(Dataset listings of figures)
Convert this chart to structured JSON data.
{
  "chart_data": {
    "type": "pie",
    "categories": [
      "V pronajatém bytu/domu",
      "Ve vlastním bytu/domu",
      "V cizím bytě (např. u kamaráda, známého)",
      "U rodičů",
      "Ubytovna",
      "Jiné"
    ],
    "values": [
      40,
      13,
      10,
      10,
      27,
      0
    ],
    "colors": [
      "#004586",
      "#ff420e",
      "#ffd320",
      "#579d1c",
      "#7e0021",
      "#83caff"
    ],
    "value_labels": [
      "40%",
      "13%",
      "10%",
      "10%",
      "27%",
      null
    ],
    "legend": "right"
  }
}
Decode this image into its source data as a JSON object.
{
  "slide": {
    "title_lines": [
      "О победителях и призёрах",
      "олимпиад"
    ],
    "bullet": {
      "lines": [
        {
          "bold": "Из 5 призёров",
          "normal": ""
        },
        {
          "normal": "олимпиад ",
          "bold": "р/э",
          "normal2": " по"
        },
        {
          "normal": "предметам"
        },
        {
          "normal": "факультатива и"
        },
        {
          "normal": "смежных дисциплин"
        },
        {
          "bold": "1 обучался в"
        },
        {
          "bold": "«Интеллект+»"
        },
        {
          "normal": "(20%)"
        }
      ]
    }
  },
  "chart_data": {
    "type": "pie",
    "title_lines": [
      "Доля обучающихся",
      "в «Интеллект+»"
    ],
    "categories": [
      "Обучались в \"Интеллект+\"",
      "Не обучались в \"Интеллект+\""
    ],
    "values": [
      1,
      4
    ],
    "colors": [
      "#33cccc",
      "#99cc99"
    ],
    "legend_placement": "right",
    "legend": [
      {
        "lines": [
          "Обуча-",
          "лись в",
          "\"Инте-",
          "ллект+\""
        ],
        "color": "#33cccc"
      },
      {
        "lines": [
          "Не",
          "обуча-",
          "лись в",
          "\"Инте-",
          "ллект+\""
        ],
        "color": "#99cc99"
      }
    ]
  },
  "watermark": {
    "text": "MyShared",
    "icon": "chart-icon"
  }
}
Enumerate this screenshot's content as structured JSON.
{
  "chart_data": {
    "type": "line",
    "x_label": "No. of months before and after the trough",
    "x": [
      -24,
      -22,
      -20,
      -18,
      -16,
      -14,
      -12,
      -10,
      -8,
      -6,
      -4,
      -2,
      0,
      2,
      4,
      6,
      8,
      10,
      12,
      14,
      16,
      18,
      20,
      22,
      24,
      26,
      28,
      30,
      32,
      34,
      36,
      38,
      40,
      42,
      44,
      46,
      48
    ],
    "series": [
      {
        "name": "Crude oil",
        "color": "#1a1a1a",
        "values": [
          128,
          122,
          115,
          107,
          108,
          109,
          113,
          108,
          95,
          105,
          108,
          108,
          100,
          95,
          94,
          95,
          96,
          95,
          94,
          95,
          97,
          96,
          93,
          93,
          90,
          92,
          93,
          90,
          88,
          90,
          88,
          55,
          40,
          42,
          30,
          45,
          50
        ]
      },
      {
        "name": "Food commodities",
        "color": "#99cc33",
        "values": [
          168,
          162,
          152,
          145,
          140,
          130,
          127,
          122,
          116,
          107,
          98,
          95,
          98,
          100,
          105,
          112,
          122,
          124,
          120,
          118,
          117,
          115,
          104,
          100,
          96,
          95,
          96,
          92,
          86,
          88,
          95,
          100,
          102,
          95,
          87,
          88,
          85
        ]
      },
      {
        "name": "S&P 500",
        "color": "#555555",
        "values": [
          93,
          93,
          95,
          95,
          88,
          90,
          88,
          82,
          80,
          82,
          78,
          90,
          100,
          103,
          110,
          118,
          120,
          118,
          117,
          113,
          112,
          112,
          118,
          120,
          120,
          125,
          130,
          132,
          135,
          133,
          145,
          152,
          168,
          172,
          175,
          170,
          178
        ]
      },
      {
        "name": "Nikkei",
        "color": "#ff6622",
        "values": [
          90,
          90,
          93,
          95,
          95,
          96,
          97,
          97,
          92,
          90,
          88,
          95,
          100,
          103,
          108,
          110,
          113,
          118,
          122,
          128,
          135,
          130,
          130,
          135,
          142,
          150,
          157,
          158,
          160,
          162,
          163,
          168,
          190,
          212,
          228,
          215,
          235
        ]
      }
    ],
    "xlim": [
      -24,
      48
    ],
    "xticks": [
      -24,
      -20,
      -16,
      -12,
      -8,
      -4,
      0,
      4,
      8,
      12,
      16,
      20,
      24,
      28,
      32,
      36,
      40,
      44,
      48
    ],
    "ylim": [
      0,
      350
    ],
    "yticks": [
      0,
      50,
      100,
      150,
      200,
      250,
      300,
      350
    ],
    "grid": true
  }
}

**WRITTEN PROBLEM**:
Report only the count of lines that include the string "bold".

**COMPLETE RESPONSE**:
4